_Challenge 1:_ Reproduce word for word the stretch of the thread on C++ string literals from "However if I" through "the character array.".
_Challenge 2:_ According to the thread on C++ string literals, what type does a string literal have?

_Text shown:_
-- start --

Storage of String Literals in memory c++
Asked Answered
T

1

3

I read that string literals are always stored in read only memory and it makes sense as to why.

However if I initialize a character array using a string literal, it still stores the string literal in read only memory and then copies it into the memory location of the character array.

My question is, in this scenario, why bother storing the string literal in read only memory in the first place, why not directly store it in the memory location of character array.

Tenorrhaphy answered 12/6, 2023 at 12:1 Comment(10)
Because literal pooling.Eggers
Why? You need a source for the initialization of the character array with a string. char array might be a local variable in a function, you must initialize it each time the function is called.Pulverulent
I understand you need a source to initialize a character array however how do we initialize local variables that store primitive types? We do not store the primitive type in the const data segment and then copy it over to the memory location of the variable. So my question is why don't we do the same for string literals in the case mentioned in my question.Tenorrhaphy
@Eggers aah that makes some sense. However the literal pool in c++ is stored in the data segment. However when I check the compiled assembly I see the string literal stored in the constant data segment. I am a bit confused hereTenorrhaphy
In addition to the previous comments, I would also point out that the only way of not storing the characters in read-only memory and initializing a string at run time at a memory location unknown at compile time (i.e. most locations, especially with -fPIC) would be to store the string in instructions’ “immediate” (payload) values. But that doesn’t really differ too much from storing it in read-only memory… In fact it’s almost no different, some low-level technical stuff (i-cache, d-cache) aside.Optics
I don't think this is entirely accurate. From the view of C++, there is no special read-only memory per-se. A string literal has type char const[N] for some positive N. The compiler is free to do with it as it pleases. All that C++ says is, "don't write to this object".Thrawn
I read that string literals are always stored in read only memory there is no such requirement it is compiler author choice. There are scenarios where string literal can be overridden since it initial value is not in used at runtime, like this global mutable variable: char foo[10] = "FooFoo";Stout
I read that string literals are always stored in read only memory -- No. It just means that the string-literal is read-only, and as mentioned, you were not supposed to change it. Where that string-literal is stored is another issue. I remember working with very old compilers (on Windows), where mistakingly changing a string-literal's contents didn't produce a crash. When such programs were ported to another OS (Linux or Unix), then the damage was seen.Hyperploid
Does this answer your question? String LiteralsScirrhous
@JanSchultke it does not. My question is what is the point of storing strings in read only memory and then copying it to a char array when we can directly store the string in the char array? There is no point of keeping it in the read only section of memory. It would only make sense if we were using a const char* or a const char array or something similarTenorrhaphy
S
2

I read that string literals are always stored in read only memory and it makes sense as to why.

-- end --

_Entries provided:_

-- start --

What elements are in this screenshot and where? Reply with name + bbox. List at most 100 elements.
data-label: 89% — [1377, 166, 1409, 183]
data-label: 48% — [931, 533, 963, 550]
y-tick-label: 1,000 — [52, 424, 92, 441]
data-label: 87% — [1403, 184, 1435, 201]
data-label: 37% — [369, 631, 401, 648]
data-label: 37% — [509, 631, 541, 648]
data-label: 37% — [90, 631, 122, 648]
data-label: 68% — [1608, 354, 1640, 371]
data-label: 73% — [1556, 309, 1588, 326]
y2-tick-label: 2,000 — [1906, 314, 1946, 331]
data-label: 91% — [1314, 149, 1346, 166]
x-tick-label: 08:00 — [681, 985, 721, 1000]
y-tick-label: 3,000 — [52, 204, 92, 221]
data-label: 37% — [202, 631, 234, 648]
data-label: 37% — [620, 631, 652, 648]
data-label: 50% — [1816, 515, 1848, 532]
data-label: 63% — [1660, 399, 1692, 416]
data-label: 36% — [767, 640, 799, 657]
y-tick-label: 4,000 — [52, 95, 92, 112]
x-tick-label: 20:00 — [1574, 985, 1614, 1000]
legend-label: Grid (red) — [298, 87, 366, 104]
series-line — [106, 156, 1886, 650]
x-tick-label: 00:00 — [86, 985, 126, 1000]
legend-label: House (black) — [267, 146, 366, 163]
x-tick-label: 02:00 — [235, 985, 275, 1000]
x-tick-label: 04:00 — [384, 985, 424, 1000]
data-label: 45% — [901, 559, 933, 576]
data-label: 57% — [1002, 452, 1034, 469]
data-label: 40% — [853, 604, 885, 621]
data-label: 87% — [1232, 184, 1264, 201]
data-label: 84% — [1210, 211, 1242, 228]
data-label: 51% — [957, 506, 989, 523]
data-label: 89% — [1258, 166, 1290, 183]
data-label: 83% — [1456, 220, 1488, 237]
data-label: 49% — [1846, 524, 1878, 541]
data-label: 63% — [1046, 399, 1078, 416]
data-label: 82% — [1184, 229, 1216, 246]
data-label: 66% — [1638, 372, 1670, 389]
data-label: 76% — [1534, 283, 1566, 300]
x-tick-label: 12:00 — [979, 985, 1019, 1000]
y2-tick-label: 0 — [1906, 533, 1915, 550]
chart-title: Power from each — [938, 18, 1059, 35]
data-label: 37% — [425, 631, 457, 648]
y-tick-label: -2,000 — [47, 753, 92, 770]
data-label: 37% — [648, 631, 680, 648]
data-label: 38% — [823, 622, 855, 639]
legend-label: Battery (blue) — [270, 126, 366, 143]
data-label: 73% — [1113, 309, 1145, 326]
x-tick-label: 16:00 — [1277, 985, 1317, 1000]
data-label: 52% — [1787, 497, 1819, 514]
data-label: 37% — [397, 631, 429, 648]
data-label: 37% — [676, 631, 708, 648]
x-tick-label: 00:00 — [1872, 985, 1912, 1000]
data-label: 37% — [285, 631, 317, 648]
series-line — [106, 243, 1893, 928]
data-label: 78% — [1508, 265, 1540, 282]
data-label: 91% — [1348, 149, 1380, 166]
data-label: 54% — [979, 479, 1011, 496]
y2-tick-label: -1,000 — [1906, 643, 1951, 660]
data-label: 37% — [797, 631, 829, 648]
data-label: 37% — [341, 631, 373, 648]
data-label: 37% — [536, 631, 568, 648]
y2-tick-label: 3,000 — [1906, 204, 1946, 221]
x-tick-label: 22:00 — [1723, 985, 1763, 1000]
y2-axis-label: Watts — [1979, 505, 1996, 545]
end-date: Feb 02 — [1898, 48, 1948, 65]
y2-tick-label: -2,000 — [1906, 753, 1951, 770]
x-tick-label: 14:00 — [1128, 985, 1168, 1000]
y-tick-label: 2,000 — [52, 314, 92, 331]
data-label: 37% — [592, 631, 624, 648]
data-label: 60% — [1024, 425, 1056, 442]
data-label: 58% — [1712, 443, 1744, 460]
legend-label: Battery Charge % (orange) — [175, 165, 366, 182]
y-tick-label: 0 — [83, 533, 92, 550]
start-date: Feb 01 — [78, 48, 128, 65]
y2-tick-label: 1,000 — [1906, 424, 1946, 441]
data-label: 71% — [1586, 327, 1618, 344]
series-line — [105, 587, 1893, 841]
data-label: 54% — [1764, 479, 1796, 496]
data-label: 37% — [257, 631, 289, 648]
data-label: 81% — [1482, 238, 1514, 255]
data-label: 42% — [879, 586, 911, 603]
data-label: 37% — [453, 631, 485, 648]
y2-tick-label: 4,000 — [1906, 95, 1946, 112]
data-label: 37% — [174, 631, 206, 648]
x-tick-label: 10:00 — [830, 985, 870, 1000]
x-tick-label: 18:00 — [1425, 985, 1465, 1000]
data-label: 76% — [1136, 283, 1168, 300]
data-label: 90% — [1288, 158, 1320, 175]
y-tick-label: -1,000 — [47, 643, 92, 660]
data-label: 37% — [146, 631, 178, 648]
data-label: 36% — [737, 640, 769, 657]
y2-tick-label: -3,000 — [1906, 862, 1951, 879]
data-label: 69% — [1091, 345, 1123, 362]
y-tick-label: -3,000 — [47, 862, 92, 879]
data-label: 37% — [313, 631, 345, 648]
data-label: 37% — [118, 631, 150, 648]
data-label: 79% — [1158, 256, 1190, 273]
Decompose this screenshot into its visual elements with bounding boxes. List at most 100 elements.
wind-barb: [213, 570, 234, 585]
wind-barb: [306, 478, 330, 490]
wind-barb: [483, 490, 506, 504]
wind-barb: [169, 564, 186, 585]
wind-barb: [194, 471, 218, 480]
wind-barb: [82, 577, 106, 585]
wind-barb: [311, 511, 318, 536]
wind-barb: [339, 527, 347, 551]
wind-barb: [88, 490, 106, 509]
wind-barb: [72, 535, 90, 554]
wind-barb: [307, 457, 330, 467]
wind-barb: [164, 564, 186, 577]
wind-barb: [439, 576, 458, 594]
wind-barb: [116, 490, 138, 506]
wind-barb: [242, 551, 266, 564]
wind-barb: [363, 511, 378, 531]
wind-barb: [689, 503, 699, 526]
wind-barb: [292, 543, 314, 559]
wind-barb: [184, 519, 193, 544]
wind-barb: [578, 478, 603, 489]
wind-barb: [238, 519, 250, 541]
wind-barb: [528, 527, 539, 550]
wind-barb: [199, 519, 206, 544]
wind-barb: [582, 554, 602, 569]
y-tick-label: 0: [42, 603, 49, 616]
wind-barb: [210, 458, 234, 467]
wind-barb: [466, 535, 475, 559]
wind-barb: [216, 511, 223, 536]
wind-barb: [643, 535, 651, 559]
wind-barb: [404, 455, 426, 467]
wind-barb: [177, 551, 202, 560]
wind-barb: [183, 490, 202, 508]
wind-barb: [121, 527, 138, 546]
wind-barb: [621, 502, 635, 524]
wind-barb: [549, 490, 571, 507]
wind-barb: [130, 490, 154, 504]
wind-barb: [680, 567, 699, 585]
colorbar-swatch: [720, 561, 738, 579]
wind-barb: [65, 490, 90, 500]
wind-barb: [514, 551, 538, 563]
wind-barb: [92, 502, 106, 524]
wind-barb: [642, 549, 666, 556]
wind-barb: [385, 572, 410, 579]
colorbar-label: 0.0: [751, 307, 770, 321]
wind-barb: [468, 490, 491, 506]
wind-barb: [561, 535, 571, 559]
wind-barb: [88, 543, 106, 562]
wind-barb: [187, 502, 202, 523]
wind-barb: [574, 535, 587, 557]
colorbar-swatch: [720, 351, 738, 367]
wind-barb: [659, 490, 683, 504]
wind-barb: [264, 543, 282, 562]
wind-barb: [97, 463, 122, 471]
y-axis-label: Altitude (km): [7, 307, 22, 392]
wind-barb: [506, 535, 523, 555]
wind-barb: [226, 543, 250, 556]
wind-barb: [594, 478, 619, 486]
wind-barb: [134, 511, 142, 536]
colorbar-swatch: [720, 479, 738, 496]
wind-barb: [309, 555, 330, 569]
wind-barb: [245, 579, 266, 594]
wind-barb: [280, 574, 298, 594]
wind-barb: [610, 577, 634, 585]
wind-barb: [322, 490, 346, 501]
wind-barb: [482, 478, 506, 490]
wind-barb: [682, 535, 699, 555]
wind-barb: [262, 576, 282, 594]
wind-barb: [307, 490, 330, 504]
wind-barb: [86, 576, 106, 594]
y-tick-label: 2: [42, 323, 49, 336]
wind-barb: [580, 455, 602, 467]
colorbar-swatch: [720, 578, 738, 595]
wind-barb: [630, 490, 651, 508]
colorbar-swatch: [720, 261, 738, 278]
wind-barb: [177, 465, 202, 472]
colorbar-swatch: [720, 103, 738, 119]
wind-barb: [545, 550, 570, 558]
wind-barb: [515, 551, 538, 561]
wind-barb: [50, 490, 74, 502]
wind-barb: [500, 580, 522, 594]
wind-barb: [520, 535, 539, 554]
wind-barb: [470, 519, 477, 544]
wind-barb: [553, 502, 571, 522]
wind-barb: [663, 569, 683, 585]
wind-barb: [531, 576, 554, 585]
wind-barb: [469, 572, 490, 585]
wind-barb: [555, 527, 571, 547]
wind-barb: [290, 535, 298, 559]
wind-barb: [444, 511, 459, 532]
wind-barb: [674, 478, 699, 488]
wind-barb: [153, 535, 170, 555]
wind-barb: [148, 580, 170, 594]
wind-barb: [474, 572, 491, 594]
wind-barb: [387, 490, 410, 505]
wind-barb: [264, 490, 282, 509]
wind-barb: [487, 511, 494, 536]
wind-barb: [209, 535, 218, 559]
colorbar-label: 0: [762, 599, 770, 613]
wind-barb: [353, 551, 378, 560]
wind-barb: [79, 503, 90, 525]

-- end --

_Final result 1:_
However if I initialize a character array using a string literal, it still stores the string literal in read only memory and then copies it into the memory location of the character array.

_Final result 2:_ char const[N] for some positive N.